WRITTEN INSTRUCTION:
Select the lines below containing the word "JSON".

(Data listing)
##############################
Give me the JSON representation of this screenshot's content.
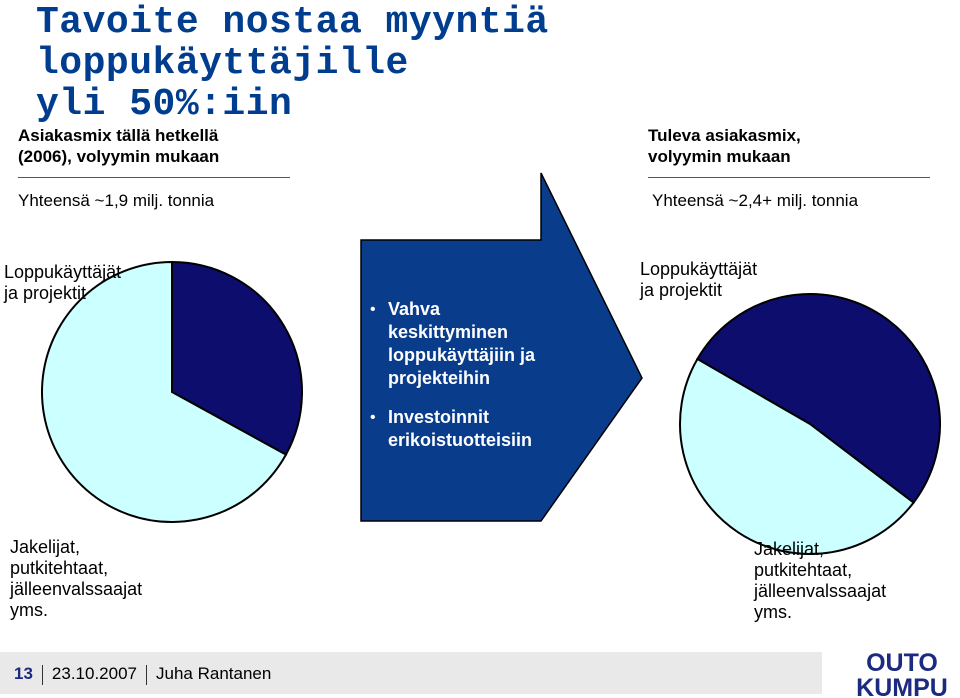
{
  "slide": {
    "title_line1": "Tavoite nostaa myyntiä loppukäyttäjille",
    "title_line2": "yli 50%:iin"
  },
  "left": {
    "header_line1": "Asiakasmix tällä hetkellä",
    "header_line2": "(2006), volyymin mukaan",
    "total": "Yhteensä ~1,9 milj. tonnia",
    "label_top_line1": "Loppukäyttäjät",
    "label_top_line2": "ja projektit",
    "label_bottom_line1": "Jakelijat,",
    "label_bottom_line2": "putkitehtaat,",
    "label_bottom_line3": "jälleenvalssaajat",
    "label_bottom_line4": "yms."
  },
  "right": {
    "header_line1": "Tuleva asiakasmix,",
    "header_line2": "volyymin mukaan",
    "total": "Yhteensä ~2,4+ milj. tonnia",
    "label_top_line1": "Loppukäyttäjät",
    "label_top_line2": "ja projektit",
    "label_bottom_line1": "Jakelijat,",
    "label_bottom_line2": "putkitehtaat,",
    "label_bottom_line3": "jälleenvalssaajat",
    "label_bottom_line4": "yms."
  },
  "arrow": {
    "bullet1_line1": "Vahva",
    "bullet1_line2": "keskittyminen",
    "bullet1_line3": "loppukäyttäjiin ja",
    "bullet1_line4": "projekteihin",
    "bullet2_line1": "Investoinnit",
    "bullet2_line2": "erikoistuotteisiin",
    "bullet_glyph": "•"
  },
  "footer": {
    "page": "13",
    "date": "23.10.2007",
    "author": "Juha Rantanen"
  },
  "logo": {
    "line1": "OUTO",
    "line2": "KUMPU"
  },
  "chart_data": [
    {
      "type": "pie",
      "categories": [
        "Loppukäyttäjät ja projektit",
        "Jakelijat, putkitehtaat, jälleenvalssaajat yms."
      ],
      "values": [
        33,
        67
      ],
      "colors": [
        "#0d0d6e",
        "#ccffff"
      ],
      "start_angle_deg": -90
    },
    {
      "type": "pie",
      "categories": [
        "Loppukäyttäjät ja projektit",
        "Jakelijat, putkitehtaat, jälleenvalssaajat yms."
      ],
      "values": [
        52,
        48
      ],
      "colors": [
        "#0d0d6e",
        "#ccffff"
      ],
      "start_angle_deg": -150
    }
  ],
  "colors": {
    "title": "#003d8f",
    "arrow_fill": "#0a3c8c",
    "pie_dark": "#0d0d6e",
    "pie_light": "#ccffff",
    "logo": "#1c2a80"
  }
}
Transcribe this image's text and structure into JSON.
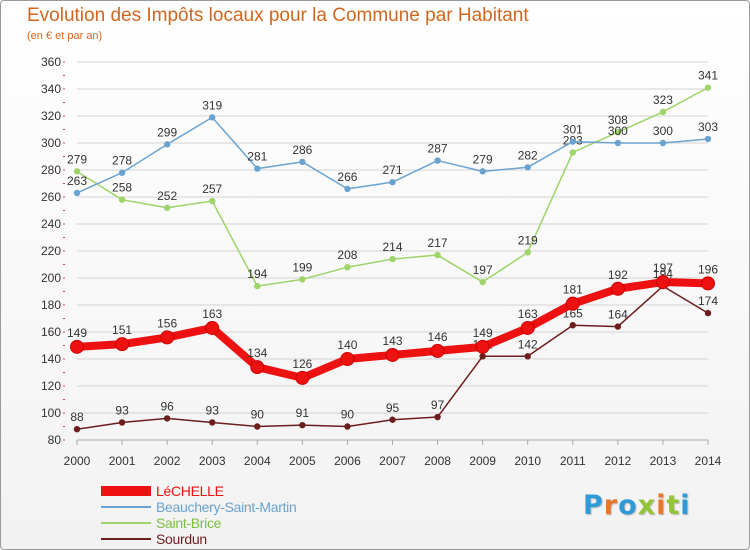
{
  "title": "Evolution des Impôts locaux pour la Commune par Habitant",
  "subtitle": "(en € et par an)",
  "logo": "Proxiti",
  "logo_letters": [
    "P",
    "r",
    "o",
    "x",
    "i",
    "t",
    "i"
  ],
  "colors": {
    "title": "#d2661f",
    "axis_text": "#333333",
    "gridline": "#d3d3d3",
    "axis_line": "#aaaaaa"
  },
  "chart_data": {
    "type": "line",
    "title": "Evolution des Impôts locaux pour la Commune par Habitant",
    "subtitle": "(en € et par an)",
    "x": [
      "2000",
      "2001",
      "2002",
      "2003",
      "2004",
      "2005",
      "2006",
      "2007",
      "2008",
      "2009",
      "2010",
      "2011",
      "2012",
      "2013",
      "2014"
    ],
    "ylim": [
      80,
      360
    ],
    "yticks": [
      80,
      100,
      120,
      140,
      160,
      180,
      200,
      220,
      240,
      260,
      280,
      300,
      320,
      340,
      360
    ],
    "grid": true,
    "legend_position": "bottom-left",
    "series": [
      {
        "name": "Sourdun",
        "color": "#6b1e1e",
        "values": [
          88,
          93,
          96,
          93,
          90,
          91,
          90,
          95,
          97,
          142,
          142,
          165,
          164,
          194,
          174
        ]
      },
      {
        "name": "Saint-Brice",
        "color": "#9ed46a",
        "values": [
          279,
          258,
          252,
          257,
          194,
          199,
          208,
          214,
          217,
          197,
          219,
          293,
          308,
          323,
          341
        ]
      },
      {
        "name": "Beauchery-Saint-Martin",
        "color": "#6ba3d0",
        "values": [
          263,
          278,
          299,
          319,
          281,
          286,
          266,
          271,
          287,
          279,
          282,
          301,
          300,
          300,
          303
        ]
      },
      {
        "name": "LéCHELLE",
        "color": "#ee1111",
        "values": [
          149,
          151,
          156,
          163,
          134,
          126,
          140,
          143,
          146,
          149,
          163,
          181,
          192,
          197,
          196
        ]
      }
    ]
  }
}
##############################
RESPONSE TO THIS EXERCISE:
Give me the JSON representation of this screenshot's content.
Transcribe this image's text and structure into JSON.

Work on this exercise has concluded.